TASK
In your copy, leave out the pictures; write out all the data exactly.

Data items

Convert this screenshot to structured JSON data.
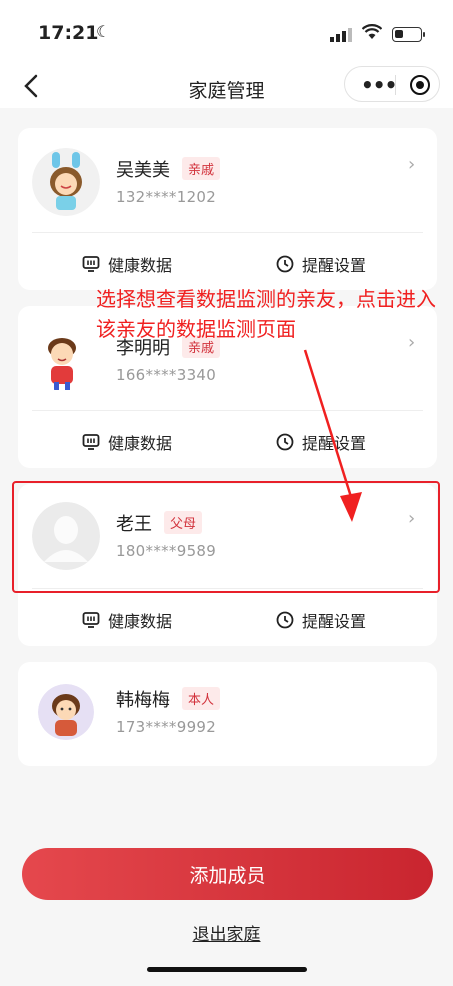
{
  "status_bar": {
    "time": "17:21",
    "battery_level": 0.25
  },
  "nav": {
    "title": "家庭管理",
    "more_icon": "more-dots-icon",
    "close_icon": "target-icon"
  },
  "members": [
    {
      "name": "吴美美",
      "tag": "亲戚",
      "phone": "132****1202",
      "avatar": "bunny-girl-avatar"
    },
    {
      "name": "李明明",
      "tag": "亲戚",
      "phone": "166****3340",
      "avatar": "boy-avatar"
    },
    {
      "name": "老王",
      "tag": "父母",
      "phone": "180****9589",
      "avatar": "default-avatar"
    },
    {
      "name": "韩梅梅",
      "tag": "本人",
      "phone": "173****9992",
      "avatar": "girl-avatar"
    }
  ],
  "actions": {
    "health": "健康数据",
    "reminder": "提醒设置"
  },
  "annotation": "选择想查看数据监测的亲友，点击进入该亲友的数据监测页面",
  "buttons": {
    "add_member": "添加成员",
    "quit_family": "退出家庭"
  },
  "colors": {
    "accent": "#d2323c",
    "annotation": "#f02020"
  }
}
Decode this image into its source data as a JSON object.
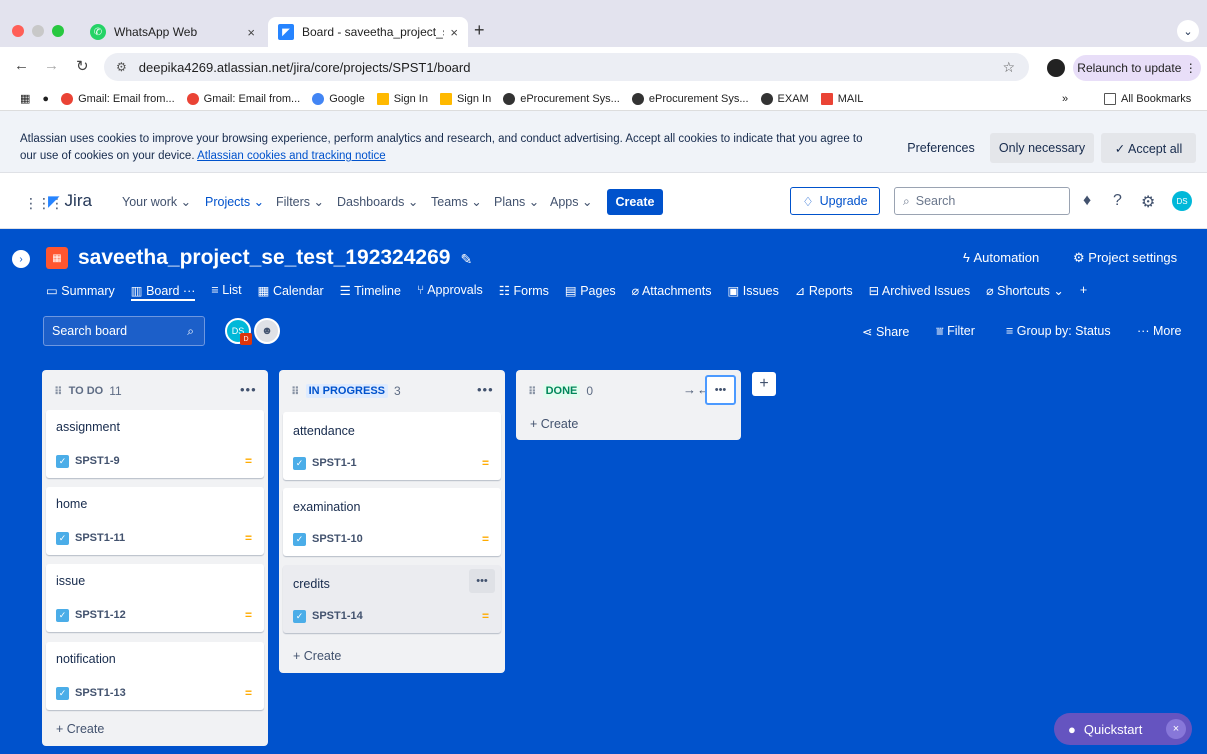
{
  "browser": {
    "tabs": [
      {
        "label": "WhatsApp Web",
        "close": "×",
        "icon": "whatsapp-icon"
      },
      {
        "label": "Board - saveetha_project_se",
        "close": "×",
        "icon": "jira-icon"
      }
    ],
    "new_tab": "+",
    "tab_menu": "⌄",
    "url": "deepika4269.atlassian.net/jira/core/projects/SPST1/board",
    "relaunch": "Relaunch to update ⋮",
    "bookmarks": [
      {
        "label": "Gmail: Email from...",
        "color": "#ea4335"
      },
      {
        "label": "Gmail: Email from...",
        "color": "#ea4335"
      },
      {
        "label": "Google",
        "color": "#4285f4"
      },
      {
        "label": "Sign In",
        "color": "#ffb900"
      },
      {
        "label": "Sign In",
        "color": "#ffb900"
      },
      {
        "label": "eProcurement Sys...",
        "color": "#333333"
      },
      {
        "label": "eProcurement Sys...",
        "color": "#333333"
      },
      {
        "label": "EXAM",
        "color": "#333333"
      },
      {
        "label": "MAIL",
        "color": "#ea4335"
      }
    ],
    "bookmarks_more": "»",
    "all_bookmarks": "All Bookmarks"
  },
  "cookie": {
    "message": "Atlassian uses cookies to improve your browsing experience, perform analytics and research, and conduct advertising. Accept all cookies to indicate that you agree to our use of cookies on your device.",
    "link": "Atlassian cookies and tracking notice",
    "preferences": "Preferences",
    "only_necessary": "Only necessary",
    "accept_all": "✓  Accept all"
  },
  "jira_nav": {
    "logo": "Jira",
    "items": [
      "Your work ⌄",
      "Projects ⌄",
      "Filters ⌄",
      "Dashboards ⌄",
      "Teams ⌄",
      "Plans ⌄",
      "Apps ⌄"
    ],
    "create": "Create",
    "upgrade": "Upgrade",
    "search_placeholder": "Search",
    "user_initials": "DS"
  },
  "project": {
    "title": "saveetha_project_se_test_192324269",
    "automation": "Automation",
    "settings": "Project settings",
    "tabs": [
      "Summary",
      "Board ···",
      "List",
      "Calendar",
      "Timeline",
      "Approvals",
      "Forms",
      "Pages",
      "Attachments",
      "Issues",
      "Reports",
      "Archived Issues",
      "Shortcuts ⌄",
      "+"
    ]
  },
  "toolbar": {
    "search_placeholder": "Search board",
    "avatar_initials": "DS",
    "avatar_badge": "D",
    "share": "Share",
    "filter": "Filter",
    "group_by": "Group by: Status",
    "more": "··· More"
  },
  "columns": [
    {
      "name": "TO DO",
      "count": "11",
      "cards": [
        {
          "title": "assignment",
          "key": "SPST1-9"
        },
        {
          "title": "home",
          "key": "SPST1-11"
        },
        {
          "title": "issue",
          "key": "SPST1-12"
        },
        {
          "title": "notification",
          "key": "SPST1-13"
        }
      ],
      "create": "+  Create"
    },
    {
      "name": "IN PROGRESS",
      "count": "3",
      "cards": [
        {
          "title": "attendance",
          "key": "SPST1-1"
        },
        {
          "title": "examination",
          "key": "SPST1-10"
        },
        {
          "title": "credits",
          "key": "SPST1-14"
        }
      ],
      "create": "+  Create"
    },
    {
      "name": "DONE",
      "count": "0",
      "cards": [],
      "create": "+  Create"
    }
  ],
  "quickstart": "Quickstart",
  "colors": {
    "brand": "#0052cc",
    "todo": "#5e6c84",
    "inprogress": "#0052cc",
    "done": "#00875a",
    "priority": "#ffab00"
  }
}
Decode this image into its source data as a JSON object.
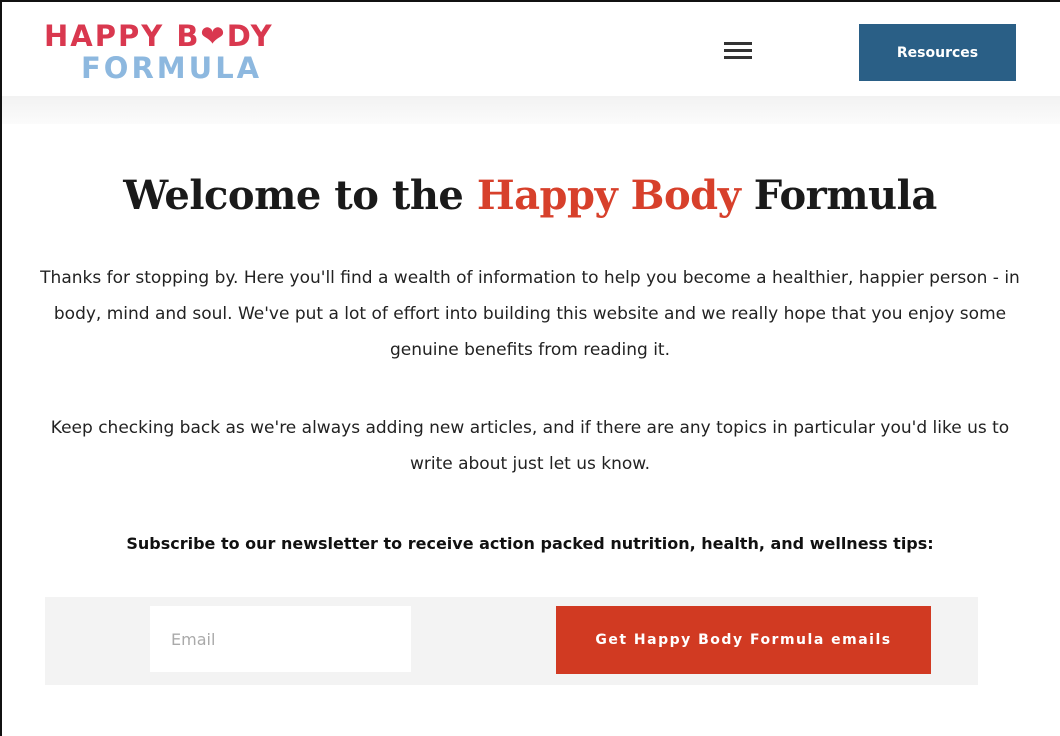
{
  "header": {
    "logo_line1": "HAPPY B❤DY",
    "logo_line2": "FORMULA",
    "menu_icon": "hamburger-menu-icon",
    "resources_label": "Resources"
  },
  "main": {
    "title_prefix": "Welcome to the ",
    "title_accent": "Happy Body",
    "title_suffix": " Formula",
    "intro_paragraph": "Thanks for stopping by. Here you'll find a wealth of information to help you become a healthier, happier person - in body, mind and soul. We've put a lot of effort into building this website and we really hope that you enjoy some genuine benefits from reading it.",
    "second_paragraph": "Keep checking back as we're always adding new articles, and if there are any topics in particular you'd like us to write about just let us know.",
    "subscribe_text": "Subscribe to our newsletter to receive action packed nutrition, health, and wellness tips:"
  },
  "form": {
    "email_placeholder": "Email",
    "email_value": "",
    "submit_label": "Get Happy Body Formula emails"
  },
  "colors": {
    "logo_red": "#d9384f",
    "logo_blue": "#8db8df",
    "resources_button": "#2a5f86",
    "accent": "#d7402b",
    "submit_button": "#d13a22"
  }
}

RESULT OF THE EXERCISE
Convert this screenshot to structured JSON data.
{
  "status_bar": {
    "time": "17:21",
    "battery_level": 0.25
  },
  "nav": {
    "title": "家庭管理",
    "more_icon": "more-dots-icon",
    "close_icon": "target-icon"
  },
  "members": [
    {
      "name": "吴美美",
      "tag": "亲戚",
      "phone": "132****1202",
      "avatar": "bunny-girl-avatar"
    },
    {
      "name": "李明明",
      "tag": "亲戚",
      "phone": "166****3340",
      "avatar": "boy-avatar"
    },
    {
      "name": "老王",
      "tag": "父母",
      "phone": "180****9589",
      "avatar": "default-avatar"
    },
    {
      "name": "韩梅梅",
      "tag": "本人",
      "phone": "173****9992",
      "avatar": "girl-avatar"
    }
  ],
  "actions": {
    "health": "健康数据",
    "reminder": "提醒设置"
  },
  "annotation": "选择想查看数据监测的亲友，点击进入该亲友的数据监测页面",
  "buttons": {
    "add_member": "添加成员",
    "quit_family": "退出家庭"
  },
  "colors": {
    "accent": "#d2323c",
    "annotation": "#f02020"
  }
}
Decode this image into its source data as a JSON object.
{
  "browser": {
    "tabs": [
      {
        "label": "WhatsApp Web",
        "close": "×",
        "icon": "whatsapp-icon"
      },
      {
        "label": "Board - saveetha_project_se",
        "close": "×",
        "icon": "jira-icon"
      }
    ],
    "new_tab": "+",
    "tab_menu": "⌄",
    "url": "deepika4269.atlassian.net/jira/core/projects/SPST1/board",
    "relaunch": "Relaunch to update ⋮",
    "bookmarks": [
      {
        "label": "Gmail: Email from...",
        "color": "#ea4335"
      },
      {
        "label": "Gmail: Email from...",
        "color": "#ea4335"
      },
      {
        "label": "Google",
        "color": "#4285f4"
      },
      {
        "label": "Sign In",
        "color": "#ffb900"
      },
      {
        "label": "Sign In",
        "color": "#ffb900"
      },
      {
        "label": "eProcurement Sys...",
        "color": "#333333"
      },
      {
        "label": "eProcurement Sys...",
        "color": "#333333"
      },
      {
        "label": "EXAM",
        "color": "#333333"
      },
      {
        "label": "MAIL",
        "color": "#ea4335"
      }
    ],
    "bookmarks_more": "»",
    "all_bookmarks": "All Bookmarks"
  },
  "cookie": {
    "message": "Atlassian uses cookies to improve your browsing experience, perform analytics and research, and conduct advertising. Accept all cookies to indicate that you agree to our use of cookies on your device.",
    "link": "Atlassian cookies and tracking notice",
    "preferences": "Preferences",
    "only_necessary": "Only necessary",
    "accept_all": "✓  Accept all"
  },
  "jira_nav": {
    "logo": "Jira",
    "items": [
      "Your work ⌄",
      "Projects ⌄",
      "Filters ⌄",
      "Dashboards ⌄",
      "Teams ⌄",
      "Plans ⌄",
      "Apps ⌄"
    ],
    "create": "Create",
    "upgrade": "Upgrade",
    "search_placeholder": "Search",
    "user_initials": "DS"
  },
  "project": {
    "title": "saveetha_project_se_test_192324269",
    "automation": "Automation",
    "settings": "Project settings",
    "tabs": [
      "Summary",
      "Board ···",
      "List",
      "Calendar",
      "Timeline",
      "Approvals",
      "Forms",
      "Pages",
      "Attachments",
      "Issues",
      "Reports",
      "Archived Issues",
      "Shortcuts ⌄",
      "+"
    ]
  },
  "toolbar": {
    "search_placeholder": "Search board",
    "avatar_initials": "DS",
    "avatar_badge": "D",
    "share": "Share",
    "filter": "Filter",
    "group_by": "Group by: Status",
    "more": "··· More"
  },
  "columns": [
    {
      "name": "TO DO",
      "count": "11",
      "cards": [
        {
          "title": "assignment",
          "key": "SPST1-9"
        },
        {
          "title": "home",
          "key": "SPST1-11"
        },
        {
          "title": "issue",
          "key": "SPST1-12"
        },
        {
          "title": "notification",
          "key": "SPST1-13"
        }
      ],
      "create": "+  Create"
    },
    {
      "name": "IN PROGRESS",
      "count": "3",
      "cards": [
        {
          "title": "attendance",
          "key": "SPST1-1"
        },
        {
          "title": "examination",
          "key": "SPST1-10"
        },
        {
          "title": "credits",
          "key": "SPST1-14"
        }
      ],
      "create": "+  Create"
    },
    {
      "name": "DONE",
      "count": "0",
      "cards": [],
      "create": "+  Create"
    }
  ],
  "quickstart": "Quickstart",
  "colors": {
    "brand": "#0052cc",
    "todo": "#5e6c84",
    "inprogress": "#0052cc",
    "done": "#00875a",
    "priority": "#ffab00"
  }
}
Decode this image into its source data as a JSON object.
{
  "header": {
    "logo_line1": "HAPPY B❤DY",
    "logo_line2": "FORMULA",
    "menu_icon": "hamburger-menu-icon",
    "resources_label": "Resources"
  },
  "main": {
    "title_prefix": "Welcome to the ",
    "title_accent": "Happy Body",
    "title_suffix": " Formula",
    "intro_paragraph": "Thanks for stopping by. Here you'll find a wealth of information to help you become a healthier, happier person - in body, mind and soul. We've put a lot of effort into building this website and we really hope that you enjoy some genuine benefits from reading it.",
    "second_paragraph": "Keep checking back as we're always adding new articles, and if there are any topics in particular you'd like us to write about just let us know.",
    "subscribe_text": "Subscribe to our newsletter to receive action packed nutrition, health, and wellness tips:"
  },
  "form": {
    "email_placeholder": "Email",
    "email_value": "",
    "submit_label": "Get Happy Body Formula emails"
  },
  "colors": {
    "logo_red": "#d9384f",
    "logo_blue": "#8db8df",
    "resources_button": "#2a5f86",
    "accent": "#d7402b",
    "submit_button": "#d13a22"
  }
}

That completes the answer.